Goal:
Across the data below, how many lines hold "theta"? Answer with that number and nothing else.

Stored records
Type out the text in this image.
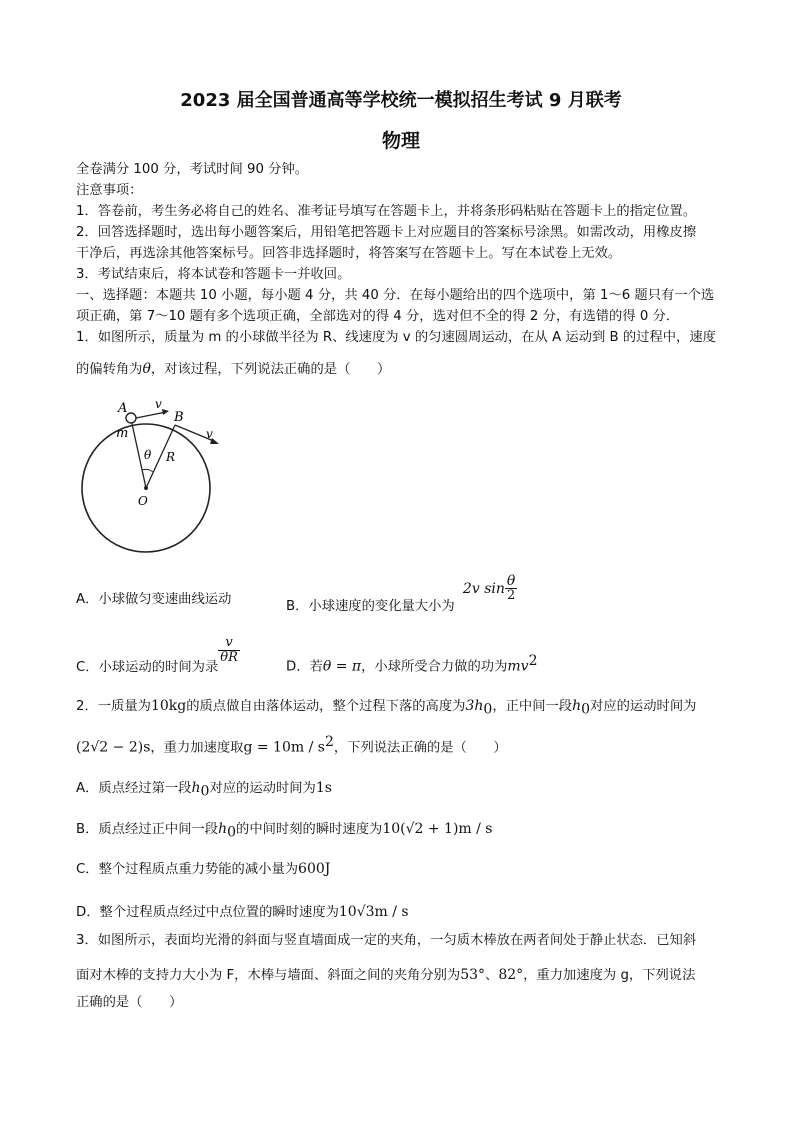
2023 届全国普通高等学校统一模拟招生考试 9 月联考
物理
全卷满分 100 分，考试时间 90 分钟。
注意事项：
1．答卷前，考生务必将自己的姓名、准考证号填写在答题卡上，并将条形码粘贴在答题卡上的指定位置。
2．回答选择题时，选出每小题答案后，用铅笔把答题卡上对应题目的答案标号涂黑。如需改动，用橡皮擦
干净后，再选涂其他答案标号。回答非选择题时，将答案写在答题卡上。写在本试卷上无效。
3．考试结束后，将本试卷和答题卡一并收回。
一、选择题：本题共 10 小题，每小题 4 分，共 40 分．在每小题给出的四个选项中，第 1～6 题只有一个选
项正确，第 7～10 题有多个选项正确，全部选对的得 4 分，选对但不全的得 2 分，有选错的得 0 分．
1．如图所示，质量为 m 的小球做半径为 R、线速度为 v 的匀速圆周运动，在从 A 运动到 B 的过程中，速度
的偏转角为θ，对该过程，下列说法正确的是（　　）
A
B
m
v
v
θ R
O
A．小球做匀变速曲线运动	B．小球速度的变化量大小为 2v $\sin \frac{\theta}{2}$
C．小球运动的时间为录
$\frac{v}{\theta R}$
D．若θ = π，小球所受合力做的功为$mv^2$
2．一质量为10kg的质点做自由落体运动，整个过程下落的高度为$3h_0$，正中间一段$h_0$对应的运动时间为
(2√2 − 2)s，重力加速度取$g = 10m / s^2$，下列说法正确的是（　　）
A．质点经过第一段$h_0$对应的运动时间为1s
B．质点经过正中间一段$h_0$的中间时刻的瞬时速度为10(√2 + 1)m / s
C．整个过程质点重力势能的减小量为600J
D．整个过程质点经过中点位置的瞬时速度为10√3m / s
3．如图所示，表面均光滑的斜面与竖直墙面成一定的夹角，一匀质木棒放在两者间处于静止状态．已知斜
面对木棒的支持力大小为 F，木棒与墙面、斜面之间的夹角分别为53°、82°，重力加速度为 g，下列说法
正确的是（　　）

Result:
2